#### GIVEN INSTRUCTION:
From the listing below, return each line that includes "which".

#### DATA SECTION:
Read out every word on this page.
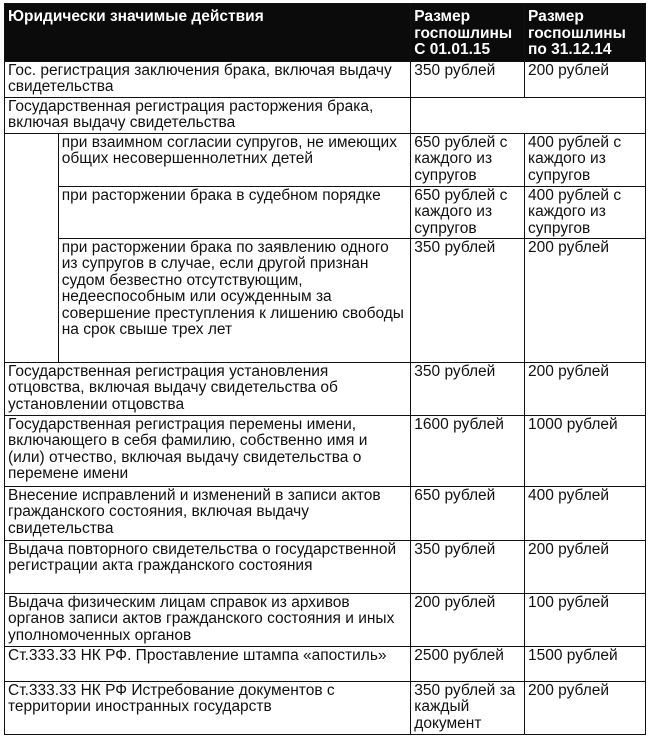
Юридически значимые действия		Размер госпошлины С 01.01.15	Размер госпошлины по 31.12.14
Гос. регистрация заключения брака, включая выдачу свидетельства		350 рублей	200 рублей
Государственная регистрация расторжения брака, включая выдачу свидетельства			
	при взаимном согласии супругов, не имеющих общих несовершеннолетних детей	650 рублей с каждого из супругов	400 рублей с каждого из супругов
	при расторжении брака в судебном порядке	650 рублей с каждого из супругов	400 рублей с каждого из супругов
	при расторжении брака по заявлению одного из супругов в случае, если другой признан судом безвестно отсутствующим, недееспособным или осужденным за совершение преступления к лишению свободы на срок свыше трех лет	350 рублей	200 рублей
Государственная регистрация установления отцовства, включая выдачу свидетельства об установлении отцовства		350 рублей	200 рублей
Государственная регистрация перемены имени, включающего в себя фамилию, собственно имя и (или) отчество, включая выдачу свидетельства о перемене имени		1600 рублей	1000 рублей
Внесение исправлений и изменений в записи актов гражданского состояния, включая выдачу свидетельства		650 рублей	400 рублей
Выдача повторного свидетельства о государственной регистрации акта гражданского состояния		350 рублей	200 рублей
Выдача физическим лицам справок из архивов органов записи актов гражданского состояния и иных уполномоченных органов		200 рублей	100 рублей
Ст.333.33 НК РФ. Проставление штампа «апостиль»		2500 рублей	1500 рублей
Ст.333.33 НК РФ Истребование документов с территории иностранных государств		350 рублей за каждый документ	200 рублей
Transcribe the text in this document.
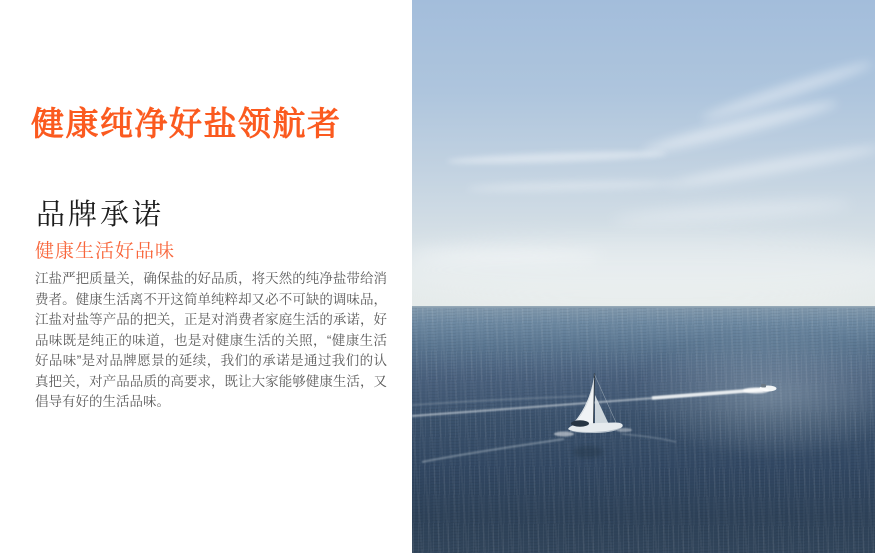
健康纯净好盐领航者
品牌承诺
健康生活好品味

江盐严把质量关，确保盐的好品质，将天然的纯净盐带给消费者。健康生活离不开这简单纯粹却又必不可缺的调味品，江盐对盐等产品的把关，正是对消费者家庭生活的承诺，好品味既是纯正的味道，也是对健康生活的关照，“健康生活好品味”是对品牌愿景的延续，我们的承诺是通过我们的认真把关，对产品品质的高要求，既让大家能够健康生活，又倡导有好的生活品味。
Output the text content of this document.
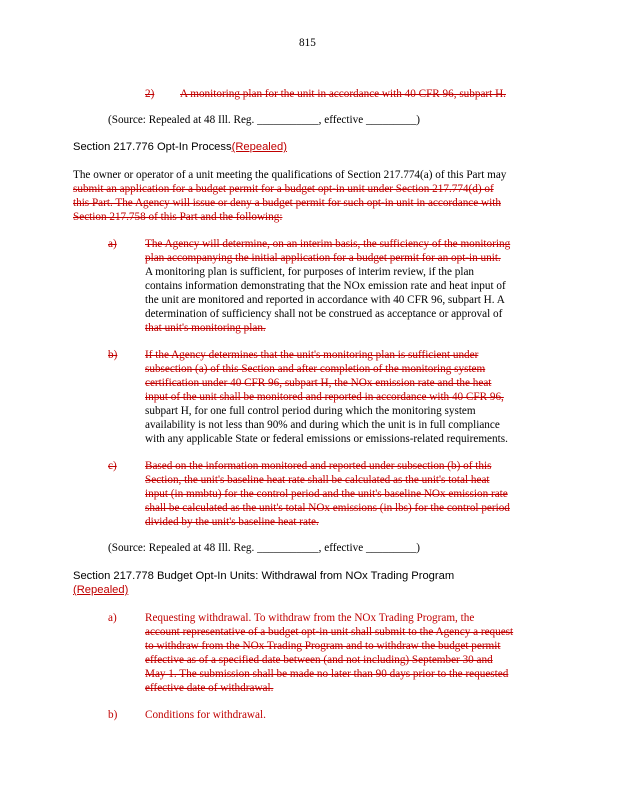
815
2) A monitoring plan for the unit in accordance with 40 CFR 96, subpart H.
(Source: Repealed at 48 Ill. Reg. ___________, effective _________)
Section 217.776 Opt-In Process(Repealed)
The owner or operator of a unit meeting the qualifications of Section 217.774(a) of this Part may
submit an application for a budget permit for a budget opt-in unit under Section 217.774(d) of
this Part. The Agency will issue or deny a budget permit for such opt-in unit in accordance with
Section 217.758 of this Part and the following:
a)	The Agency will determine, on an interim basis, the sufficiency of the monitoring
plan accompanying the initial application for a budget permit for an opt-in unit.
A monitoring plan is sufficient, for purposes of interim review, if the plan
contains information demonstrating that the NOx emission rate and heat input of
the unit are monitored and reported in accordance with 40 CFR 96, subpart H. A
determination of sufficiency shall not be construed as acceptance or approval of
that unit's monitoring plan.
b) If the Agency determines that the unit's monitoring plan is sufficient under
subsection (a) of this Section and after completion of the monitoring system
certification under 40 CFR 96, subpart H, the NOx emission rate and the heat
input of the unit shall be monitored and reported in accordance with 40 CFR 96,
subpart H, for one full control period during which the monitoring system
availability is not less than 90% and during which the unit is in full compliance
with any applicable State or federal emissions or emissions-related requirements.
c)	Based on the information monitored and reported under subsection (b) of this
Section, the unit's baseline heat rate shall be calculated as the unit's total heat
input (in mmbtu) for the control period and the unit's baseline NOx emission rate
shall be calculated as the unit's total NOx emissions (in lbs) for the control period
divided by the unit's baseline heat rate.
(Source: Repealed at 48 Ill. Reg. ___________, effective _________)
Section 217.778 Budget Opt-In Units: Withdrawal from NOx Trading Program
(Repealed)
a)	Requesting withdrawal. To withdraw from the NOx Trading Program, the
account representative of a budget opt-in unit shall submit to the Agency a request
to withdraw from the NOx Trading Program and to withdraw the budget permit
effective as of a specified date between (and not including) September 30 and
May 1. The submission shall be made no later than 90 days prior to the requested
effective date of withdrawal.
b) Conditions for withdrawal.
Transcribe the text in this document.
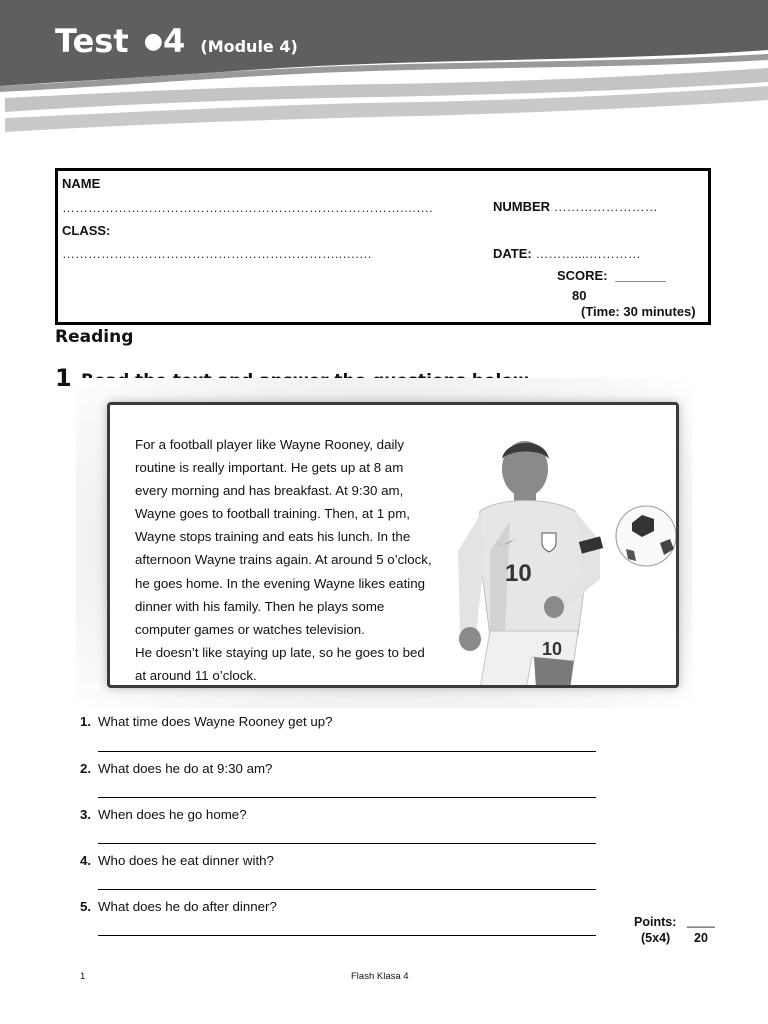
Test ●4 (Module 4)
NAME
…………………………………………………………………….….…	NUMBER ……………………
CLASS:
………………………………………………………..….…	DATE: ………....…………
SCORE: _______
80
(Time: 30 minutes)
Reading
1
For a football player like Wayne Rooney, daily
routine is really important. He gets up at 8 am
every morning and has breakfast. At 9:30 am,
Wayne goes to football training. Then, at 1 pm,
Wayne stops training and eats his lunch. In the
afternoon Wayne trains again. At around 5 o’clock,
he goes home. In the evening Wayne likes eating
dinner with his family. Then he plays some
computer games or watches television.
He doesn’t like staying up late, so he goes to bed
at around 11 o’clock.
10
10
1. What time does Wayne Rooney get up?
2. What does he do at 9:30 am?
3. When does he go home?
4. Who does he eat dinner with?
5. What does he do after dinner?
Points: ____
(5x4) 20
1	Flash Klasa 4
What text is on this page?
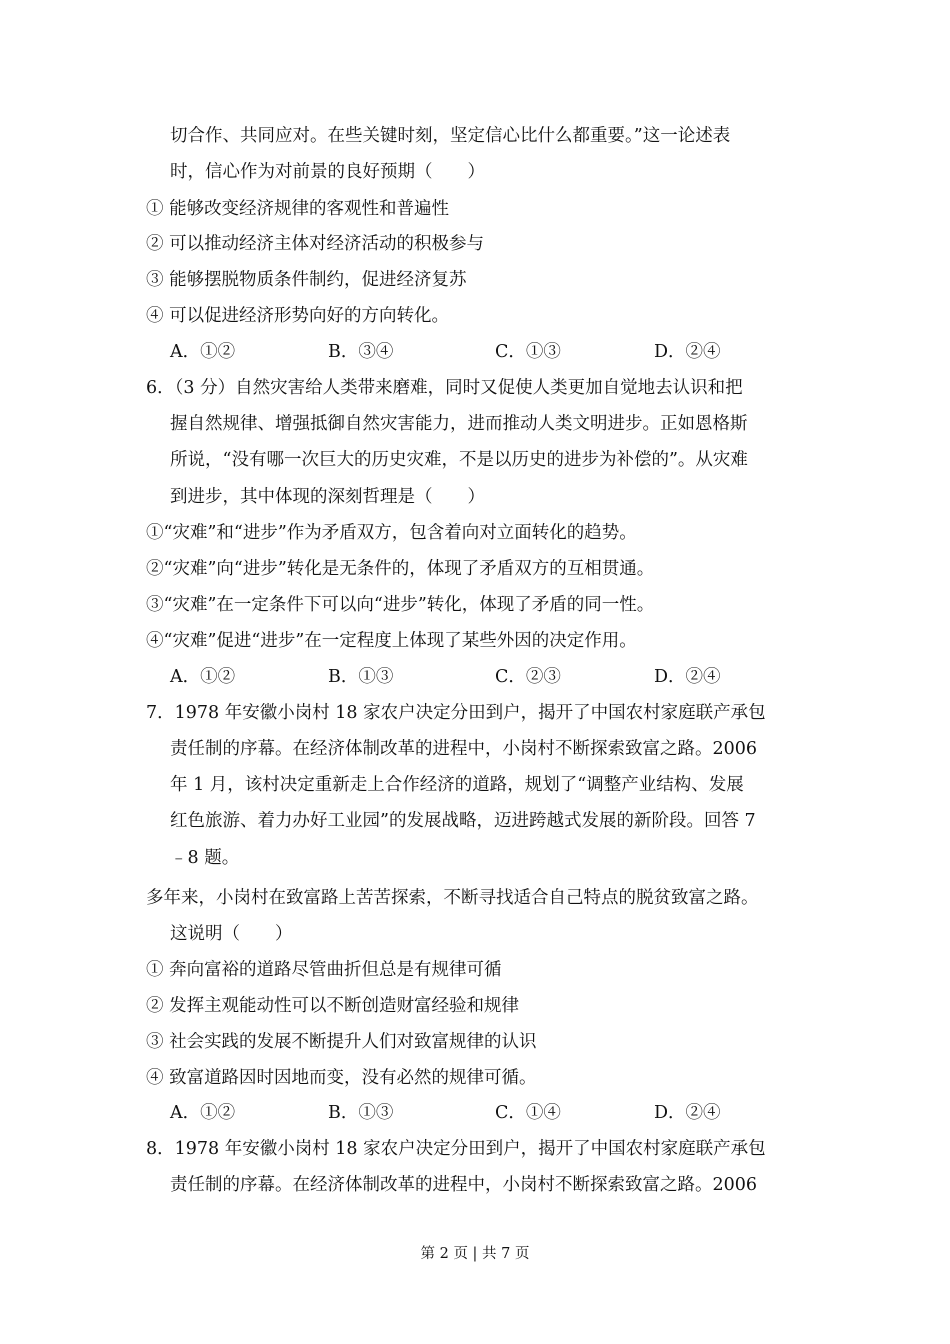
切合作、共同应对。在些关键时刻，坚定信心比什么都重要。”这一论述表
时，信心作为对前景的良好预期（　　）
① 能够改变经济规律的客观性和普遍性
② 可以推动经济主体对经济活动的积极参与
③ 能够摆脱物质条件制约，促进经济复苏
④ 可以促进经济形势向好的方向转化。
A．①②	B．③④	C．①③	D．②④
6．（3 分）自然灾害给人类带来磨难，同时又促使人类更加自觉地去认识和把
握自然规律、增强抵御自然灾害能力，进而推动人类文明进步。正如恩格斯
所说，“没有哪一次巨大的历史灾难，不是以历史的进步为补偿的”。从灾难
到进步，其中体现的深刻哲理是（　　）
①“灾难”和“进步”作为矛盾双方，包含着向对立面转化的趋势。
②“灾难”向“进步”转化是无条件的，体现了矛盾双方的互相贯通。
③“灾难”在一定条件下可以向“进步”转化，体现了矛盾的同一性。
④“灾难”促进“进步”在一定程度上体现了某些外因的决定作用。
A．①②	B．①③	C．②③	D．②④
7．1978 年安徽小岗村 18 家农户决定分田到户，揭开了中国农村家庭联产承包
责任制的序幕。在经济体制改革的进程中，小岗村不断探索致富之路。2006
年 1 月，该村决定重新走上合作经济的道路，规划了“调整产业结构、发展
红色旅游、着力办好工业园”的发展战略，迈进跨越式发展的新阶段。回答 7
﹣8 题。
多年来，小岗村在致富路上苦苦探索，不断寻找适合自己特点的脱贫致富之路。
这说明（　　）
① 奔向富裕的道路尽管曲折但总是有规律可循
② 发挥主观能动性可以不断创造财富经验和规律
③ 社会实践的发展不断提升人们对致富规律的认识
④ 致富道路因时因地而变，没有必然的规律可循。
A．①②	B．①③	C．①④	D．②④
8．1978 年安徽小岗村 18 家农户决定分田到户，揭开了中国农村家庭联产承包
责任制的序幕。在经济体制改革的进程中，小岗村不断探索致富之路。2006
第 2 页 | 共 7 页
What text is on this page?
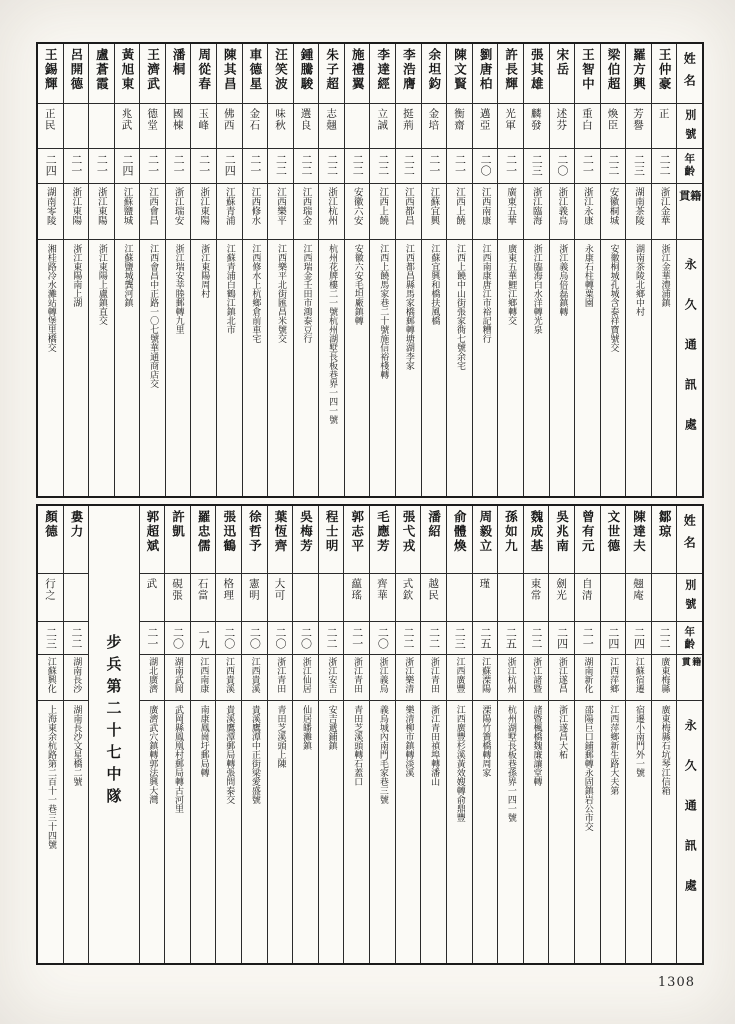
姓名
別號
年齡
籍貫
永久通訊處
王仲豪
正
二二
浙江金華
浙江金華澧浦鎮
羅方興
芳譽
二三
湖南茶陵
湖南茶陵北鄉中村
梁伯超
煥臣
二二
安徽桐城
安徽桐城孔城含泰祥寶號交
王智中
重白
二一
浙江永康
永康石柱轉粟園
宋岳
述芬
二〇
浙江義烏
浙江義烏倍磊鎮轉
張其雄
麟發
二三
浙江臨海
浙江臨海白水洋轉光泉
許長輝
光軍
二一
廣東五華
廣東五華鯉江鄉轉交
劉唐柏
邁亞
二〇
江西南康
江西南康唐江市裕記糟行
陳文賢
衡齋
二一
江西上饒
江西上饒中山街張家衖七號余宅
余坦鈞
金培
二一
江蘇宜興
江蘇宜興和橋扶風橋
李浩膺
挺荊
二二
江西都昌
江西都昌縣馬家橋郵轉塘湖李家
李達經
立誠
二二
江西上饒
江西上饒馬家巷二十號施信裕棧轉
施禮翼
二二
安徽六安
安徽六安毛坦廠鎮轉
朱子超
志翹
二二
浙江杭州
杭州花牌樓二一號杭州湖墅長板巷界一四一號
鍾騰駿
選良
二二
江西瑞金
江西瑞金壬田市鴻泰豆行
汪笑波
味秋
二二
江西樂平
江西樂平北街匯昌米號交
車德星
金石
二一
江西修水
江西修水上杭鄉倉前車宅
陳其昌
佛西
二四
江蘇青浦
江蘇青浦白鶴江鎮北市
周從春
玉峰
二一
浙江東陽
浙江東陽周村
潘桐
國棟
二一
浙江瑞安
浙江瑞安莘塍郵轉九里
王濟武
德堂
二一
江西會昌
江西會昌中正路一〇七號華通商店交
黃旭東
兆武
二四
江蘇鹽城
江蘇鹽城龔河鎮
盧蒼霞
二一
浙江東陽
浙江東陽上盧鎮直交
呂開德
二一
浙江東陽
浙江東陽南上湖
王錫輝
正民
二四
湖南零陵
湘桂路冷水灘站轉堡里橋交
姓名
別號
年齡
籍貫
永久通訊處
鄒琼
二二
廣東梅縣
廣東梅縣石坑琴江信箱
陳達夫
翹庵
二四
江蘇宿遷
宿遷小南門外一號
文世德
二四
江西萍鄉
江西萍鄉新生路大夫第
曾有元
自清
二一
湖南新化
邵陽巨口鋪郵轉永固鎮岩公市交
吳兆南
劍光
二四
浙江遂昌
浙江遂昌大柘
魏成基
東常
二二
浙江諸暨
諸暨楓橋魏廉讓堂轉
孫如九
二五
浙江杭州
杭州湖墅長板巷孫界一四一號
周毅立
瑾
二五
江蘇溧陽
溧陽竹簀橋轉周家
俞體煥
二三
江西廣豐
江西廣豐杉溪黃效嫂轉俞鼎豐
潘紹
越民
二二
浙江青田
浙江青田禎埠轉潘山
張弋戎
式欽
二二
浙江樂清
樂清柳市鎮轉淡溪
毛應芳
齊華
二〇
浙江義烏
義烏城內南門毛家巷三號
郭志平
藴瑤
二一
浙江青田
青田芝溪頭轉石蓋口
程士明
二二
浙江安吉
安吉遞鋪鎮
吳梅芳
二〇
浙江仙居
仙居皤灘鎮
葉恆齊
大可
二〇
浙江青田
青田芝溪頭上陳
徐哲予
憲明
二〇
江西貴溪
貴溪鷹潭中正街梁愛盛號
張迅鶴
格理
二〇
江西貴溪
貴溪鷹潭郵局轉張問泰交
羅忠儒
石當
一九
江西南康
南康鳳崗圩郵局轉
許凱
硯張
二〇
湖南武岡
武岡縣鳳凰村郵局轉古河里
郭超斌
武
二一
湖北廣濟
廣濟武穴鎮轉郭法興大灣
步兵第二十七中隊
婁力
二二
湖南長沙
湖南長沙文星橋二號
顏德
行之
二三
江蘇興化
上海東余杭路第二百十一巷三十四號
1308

#### PROBLEM SOLUTION:
subpart H, for one full control period during which the monitoring system
availability is not less than 90% and during which the unit is in full compliance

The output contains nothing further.